Stored entries
===============
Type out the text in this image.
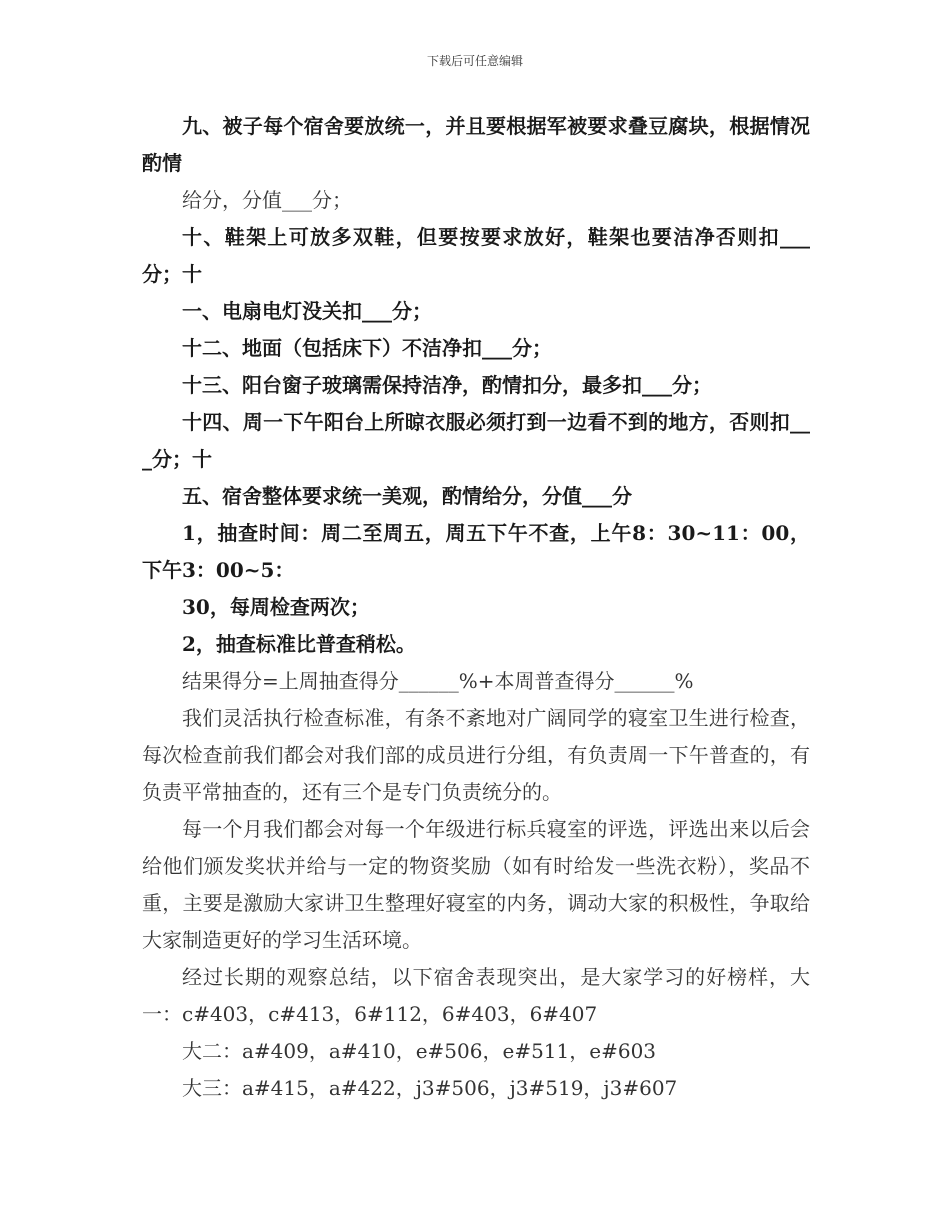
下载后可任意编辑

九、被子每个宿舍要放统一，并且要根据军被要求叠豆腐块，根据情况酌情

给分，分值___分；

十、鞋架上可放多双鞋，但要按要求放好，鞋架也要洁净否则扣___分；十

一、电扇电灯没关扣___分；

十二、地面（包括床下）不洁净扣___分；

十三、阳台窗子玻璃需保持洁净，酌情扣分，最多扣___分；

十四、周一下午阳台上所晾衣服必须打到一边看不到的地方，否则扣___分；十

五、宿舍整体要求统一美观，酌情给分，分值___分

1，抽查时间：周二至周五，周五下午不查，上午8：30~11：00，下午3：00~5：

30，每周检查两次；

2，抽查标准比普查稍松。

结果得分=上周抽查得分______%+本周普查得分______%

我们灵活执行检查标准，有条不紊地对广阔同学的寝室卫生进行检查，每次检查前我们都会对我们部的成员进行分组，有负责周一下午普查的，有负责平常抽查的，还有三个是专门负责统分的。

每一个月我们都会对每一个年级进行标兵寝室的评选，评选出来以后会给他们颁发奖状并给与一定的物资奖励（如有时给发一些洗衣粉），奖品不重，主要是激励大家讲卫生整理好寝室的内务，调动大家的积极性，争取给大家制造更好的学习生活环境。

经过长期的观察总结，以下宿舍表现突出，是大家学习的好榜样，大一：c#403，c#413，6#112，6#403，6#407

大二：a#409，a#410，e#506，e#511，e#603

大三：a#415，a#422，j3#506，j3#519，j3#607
===============
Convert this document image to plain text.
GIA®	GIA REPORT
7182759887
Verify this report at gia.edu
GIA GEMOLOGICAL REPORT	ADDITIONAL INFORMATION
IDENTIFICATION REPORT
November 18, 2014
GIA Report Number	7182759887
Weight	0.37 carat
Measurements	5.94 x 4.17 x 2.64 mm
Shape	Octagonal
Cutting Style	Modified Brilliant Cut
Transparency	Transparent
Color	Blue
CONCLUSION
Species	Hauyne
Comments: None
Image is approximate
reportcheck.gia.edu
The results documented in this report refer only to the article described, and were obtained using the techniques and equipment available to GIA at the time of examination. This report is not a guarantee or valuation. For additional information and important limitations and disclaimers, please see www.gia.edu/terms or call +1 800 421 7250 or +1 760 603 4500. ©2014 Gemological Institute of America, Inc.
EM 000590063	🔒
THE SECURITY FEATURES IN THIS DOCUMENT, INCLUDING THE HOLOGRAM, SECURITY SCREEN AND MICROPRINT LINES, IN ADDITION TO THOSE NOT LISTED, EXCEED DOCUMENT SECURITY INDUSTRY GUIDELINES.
===============
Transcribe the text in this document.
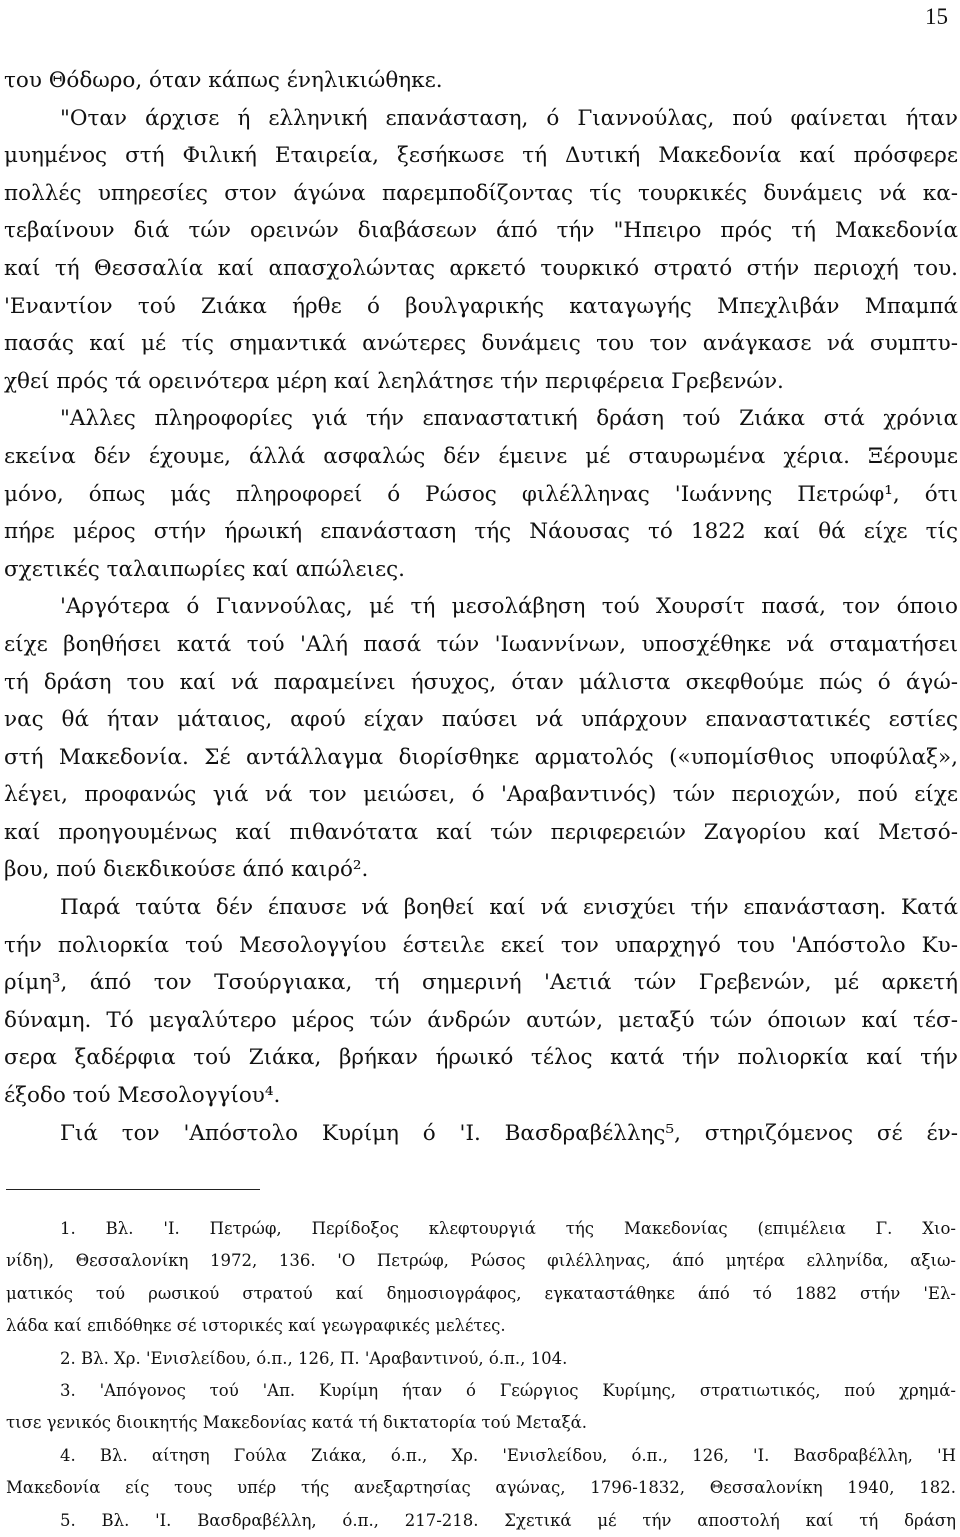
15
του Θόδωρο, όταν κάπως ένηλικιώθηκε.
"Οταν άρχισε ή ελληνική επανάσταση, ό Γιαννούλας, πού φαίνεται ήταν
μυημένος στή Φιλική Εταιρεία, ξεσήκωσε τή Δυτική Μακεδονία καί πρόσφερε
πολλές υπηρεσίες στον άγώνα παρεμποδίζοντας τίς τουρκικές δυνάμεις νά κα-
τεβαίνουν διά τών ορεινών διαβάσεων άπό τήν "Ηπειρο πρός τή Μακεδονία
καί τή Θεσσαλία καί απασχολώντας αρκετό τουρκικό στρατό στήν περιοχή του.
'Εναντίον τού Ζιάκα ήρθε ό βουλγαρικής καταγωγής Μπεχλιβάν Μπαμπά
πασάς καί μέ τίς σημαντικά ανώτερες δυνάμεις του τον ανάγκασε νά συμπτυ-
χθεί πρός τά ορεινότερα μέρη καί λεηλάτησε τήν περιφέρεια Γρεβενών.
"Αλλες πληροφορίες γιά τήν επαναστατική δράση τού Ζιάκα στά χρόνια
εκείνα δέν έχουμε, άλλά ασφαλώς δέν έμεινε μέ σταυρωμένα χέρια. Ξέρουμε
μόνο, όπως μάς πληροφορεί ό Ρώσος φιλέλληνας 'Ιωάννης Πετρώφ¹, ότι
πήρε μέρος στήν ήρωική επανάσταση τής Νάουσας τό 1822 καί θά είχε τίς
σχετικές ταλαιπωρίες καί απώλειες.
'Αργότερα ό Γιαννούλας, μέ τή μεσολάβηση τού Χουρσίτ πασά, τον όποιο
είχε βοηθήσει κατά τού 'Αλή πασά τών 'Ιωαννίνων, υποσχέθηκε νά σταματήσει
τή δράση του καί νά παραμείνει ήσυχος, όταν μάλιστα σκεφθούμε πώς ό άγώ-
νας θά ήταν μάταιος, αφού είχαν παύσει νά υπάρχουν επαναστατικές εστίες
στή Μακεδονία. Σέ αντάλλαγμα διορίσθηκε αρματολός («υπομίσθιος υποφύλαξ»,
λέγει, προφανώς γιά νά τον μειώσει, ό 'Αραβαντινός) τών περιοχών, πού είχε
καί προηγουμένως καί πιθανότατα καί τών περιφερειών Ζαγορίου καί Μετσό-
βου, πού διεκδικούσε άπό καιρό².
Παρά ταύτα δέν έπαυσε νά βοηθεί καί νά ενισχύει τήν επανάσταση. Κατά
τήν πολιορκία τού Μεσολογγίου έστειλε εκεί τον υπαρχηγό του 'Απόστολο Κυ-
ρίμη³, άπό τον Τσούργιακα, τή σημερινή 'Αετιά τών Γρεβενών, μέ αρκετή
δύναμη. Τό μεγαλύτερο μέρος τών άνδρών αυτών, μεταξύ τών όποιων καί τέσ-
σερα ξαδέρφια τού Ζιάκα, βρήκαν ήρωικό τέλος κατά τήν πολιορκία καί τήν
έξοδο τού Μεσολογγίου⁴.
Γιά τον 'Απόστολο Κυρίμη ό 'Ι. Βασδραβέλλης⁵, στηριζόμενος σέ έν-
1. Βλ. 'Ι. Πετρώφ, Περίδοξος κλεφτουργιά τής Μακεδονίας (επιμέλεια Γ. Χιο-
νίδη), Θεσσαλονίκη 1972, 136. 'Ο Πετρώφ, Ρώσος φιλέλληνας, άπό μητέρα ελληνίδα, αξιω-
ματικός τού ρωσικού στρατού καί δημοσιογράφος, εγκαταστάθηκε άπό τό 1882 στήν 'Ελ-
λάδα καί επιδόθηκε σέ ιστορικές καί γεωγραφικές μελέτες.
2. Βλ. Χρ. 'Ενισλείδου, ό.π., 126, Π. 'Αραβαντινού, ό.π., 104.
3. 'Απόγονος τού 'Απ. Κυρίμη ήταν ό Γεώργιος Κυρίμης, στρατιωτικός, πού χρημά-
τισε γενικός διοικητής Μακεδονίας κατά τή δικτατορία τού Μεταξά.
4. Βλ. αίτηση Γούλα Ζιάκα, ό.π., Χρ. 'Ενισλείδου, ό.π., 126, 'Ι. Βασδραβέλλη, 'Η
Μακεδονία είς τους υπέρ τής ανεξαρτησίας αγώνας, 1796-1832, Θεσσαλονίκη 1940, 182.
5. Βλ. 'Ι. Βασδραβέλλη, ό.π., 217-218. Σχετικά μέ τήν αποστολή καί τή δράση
===============
Gather up, from the records above, each line where the word "μέρος" appears.

Complete output =>
πήρε μέρος στήν ήρωική επανάσταση τής Νάουσας τό 1822 καί θά είχε τίς
δύναμη. Τό μεγαλύτερο μέρος τών άνδρών αυτών, μεταξύ τών όποιων καί τέσ-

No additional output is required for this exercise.